» **List of tasks**:
A – From the passage on learning theories and pharmacist education, pull out the exact wording starting at "Learning is simultaneously" and ending at "how animals learn.".
B – Pick up the passage on learning theories and pharmacist education after its final sentence and keep writing it.

» **Extracted text**:

::::::

Learning is simultaneously an intuitive animals’ born in aptitude, but also, if considered as an enterprise taken up to its utmost level, learning can be a very complex and multifaceted mental organization based on several attitudes, motivations, and different mental efforts.Since the last decades of the XIX century, psychology has tried to explain how animals learn.

The first scientific learning theories found fundaments on irrational animals’ behavior, mainly developing memorization encouraged by immediate rewards. Studies on human learning started producing learning theories in the second and third decades of the XX century when Dewey, Piaget, Vygotsky, and others wrote about learning theories based on the due rational development of human minds.Pharmacists are educated to work with technological products based on applications of scientific knowledge aiming at the improvement of human health and quality of life. Hence, pharmacists must learn basic Natural and Physical sciences, together with their different pharmacological applications. To fulfill adequately their role in publics’ attendance and health care, envisaging a patient-centered pharmaceutical practice, they have also to develop pedagogical knowledge and competences, including communication, planning, forecasting, and digital soft skills.

::::::

(Records from a collection)
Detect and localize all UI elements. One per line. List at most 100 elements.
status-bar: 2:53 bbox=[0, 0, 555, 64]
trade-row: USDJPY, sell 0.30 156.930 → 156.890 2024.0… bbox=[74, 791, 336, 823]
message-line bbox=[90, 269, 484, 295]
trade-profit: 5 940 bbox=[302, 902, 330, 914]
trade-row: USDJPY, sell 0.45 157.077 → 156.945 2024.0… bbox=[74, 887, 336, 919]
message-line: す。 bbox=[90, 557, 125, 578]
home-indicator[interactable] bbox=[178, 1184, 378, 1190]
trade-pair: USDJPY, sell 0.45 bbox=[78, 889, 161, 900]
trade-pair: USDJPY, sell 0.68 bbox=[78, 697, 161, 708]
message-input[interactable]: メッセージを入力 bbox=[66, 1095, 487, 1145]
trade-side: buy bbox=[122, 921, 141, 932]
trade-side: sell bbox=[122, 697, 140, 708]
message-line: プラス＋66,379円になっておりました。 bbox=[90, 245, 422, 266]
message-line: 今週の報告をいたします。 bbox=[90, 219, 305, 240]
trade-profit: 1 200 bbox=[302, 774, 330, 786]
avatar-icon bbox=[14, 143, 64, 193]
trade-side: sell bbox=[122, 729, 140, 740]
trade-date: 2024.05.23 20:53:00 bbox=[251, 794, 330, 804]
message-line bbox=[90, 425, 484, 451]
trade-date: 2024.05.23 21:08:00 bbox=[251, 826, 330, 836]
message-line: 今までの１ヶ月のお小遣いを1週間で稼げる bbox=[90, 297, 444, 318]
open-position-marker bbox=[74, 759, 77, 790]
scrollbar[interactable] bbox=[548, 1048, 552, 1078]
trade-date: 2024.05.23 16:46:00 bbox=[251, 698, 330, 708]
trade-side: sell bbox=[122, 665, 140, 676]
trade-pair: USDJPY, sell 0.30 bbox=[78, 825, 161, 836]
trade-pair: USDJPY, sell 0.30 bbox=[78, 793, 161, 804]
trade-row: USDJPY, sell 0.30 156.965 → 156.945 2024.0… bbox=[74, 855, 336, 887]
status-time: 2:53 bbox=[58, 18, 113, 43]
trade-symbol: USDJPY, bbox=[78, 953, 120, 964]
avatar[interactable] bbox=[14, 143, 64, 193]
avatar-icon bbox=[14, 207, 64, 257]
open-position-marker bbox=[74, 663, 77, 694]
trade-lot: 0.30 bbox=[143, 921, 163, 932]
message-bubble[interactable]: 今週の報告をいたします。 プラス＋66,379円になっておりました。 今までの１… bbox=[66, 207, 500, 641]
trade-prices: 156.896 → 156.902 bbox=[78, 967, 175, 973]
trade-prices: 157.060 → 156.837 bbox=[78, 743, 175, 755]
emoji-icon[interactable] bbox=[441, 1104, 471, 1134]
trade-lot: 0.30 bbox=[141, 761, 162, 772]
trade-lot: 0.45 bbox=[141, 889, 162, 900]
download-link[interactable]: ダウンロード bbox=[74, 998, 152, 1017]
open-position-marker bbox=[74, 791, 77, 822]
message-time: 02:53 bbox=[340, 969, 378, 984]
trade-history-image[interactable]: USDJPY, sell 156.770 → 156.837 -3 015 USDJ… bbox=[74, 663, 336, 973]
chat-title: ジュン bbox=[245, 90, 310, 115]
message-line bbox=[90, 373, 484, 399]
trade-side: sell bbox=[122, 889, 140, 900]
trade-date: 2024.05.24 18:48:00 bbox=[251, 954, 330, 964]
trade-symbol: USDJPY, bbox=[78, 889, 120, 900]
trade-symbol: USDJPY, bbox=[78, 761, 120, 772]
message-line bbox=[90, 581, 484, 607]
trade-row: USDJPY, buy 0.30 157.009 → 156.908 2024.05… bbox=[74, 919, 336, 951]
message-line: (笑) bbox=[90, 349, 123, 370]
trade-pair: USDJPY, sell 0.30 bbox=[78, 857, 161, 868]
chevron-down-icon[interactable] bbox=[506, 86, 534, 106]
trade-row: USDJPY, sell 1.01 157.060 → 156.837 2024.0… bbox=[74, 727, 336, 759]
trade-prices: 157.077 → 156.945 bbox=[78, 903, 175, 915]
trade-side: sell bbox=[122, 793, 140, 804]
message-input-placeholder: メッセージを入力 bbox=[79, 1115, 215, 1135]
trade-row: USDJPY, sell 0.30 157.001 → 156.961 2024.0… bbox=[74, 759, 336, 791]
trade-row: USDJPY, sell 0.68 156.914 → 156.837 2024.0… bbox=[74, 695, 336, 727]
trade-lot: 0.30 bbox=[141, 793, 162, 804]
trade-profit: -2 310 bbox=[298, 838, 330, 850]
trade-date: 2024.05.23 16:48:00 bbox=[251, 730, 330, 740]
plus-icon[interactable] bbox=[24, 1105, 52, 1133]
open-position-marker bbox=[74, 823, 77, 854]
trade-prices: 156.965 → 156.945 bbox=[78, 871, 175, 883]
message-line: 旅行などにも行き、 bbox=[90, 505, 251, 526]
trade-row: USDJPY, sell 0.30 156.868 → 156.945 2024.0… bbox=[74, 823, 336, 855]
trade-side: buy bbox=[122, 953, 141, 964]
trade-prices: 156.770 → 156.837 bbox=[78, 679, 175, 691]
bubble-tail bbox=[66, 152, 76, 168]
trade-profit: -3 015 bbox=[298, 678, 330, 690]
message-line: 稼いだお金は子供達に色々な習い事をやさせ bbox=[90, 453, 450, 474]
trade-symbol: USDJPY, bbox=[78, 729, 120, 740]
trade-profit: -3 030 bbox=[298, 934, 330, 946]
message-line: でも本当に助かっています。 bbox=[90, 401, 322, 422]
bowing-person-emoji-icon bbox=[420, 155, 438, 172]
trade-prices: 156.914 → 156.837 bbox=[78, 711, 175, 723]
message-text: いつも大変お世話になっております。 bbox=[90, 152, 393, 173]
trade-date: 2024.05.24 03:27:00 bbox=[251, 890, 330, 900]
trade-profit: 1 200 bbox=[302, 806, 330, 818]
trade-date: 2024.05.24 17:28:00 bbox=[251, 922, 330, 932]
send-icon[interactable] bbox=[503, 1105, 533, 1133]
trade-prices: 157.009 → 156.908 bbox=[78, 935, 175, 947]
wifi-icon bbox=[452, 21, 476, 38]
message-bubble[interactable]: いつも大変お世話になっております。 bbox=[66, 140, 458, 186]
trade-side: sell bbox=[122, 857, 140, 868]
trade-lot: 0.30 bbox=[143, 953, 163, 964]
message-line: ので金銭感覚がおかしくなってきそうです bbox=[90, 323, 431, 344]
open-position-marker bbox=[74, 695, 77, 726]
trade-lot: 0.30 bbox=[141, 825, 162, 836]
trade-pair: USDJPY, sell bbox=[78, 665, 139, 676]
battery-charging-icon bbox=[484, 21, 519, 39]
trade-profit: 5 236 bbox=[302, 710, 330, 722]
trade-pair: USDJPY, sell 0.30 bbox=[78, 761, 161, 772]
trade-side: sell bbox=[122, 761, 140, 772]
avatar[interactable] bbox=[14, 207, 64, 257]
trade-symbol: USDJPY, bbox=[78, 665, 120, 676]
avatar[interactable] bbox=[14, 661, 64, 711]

::::::

» **Your responses**:
A –
Learning is simultaneously an intuitive animals’ born in aptitude, but also, if considered as an enterprise taken up to its utmost level, learning can be a very complex and multifaceted mental organization based on several attitudes, motivations, and different mental efforts.Since the last decades of the XIX century, psychology has tried to explain how animals learn.

B –
Pharmacists should acquire the right mixture of abilities to deal with the most probable social, scientific, and technological changes one envisages on health care soon. They must be open and motivated to look for lifelong learning, either provided by health institutions or created by health care professionals participating in communities of practice, where members help colleagues developing inquiries and research projects. Pharmacists must be prepared to participate in helping the development of new models of health care collaborating with teams of physicians and other health professionals.

This work reports on physical sciences general methodologies developed during physics teachers’ pre-service and in-service professional education, applied to the education of pharmacists especially in what concerns the advantages of a strong Clinical Pharmacy component for quality enhancement of the society’s health care systems.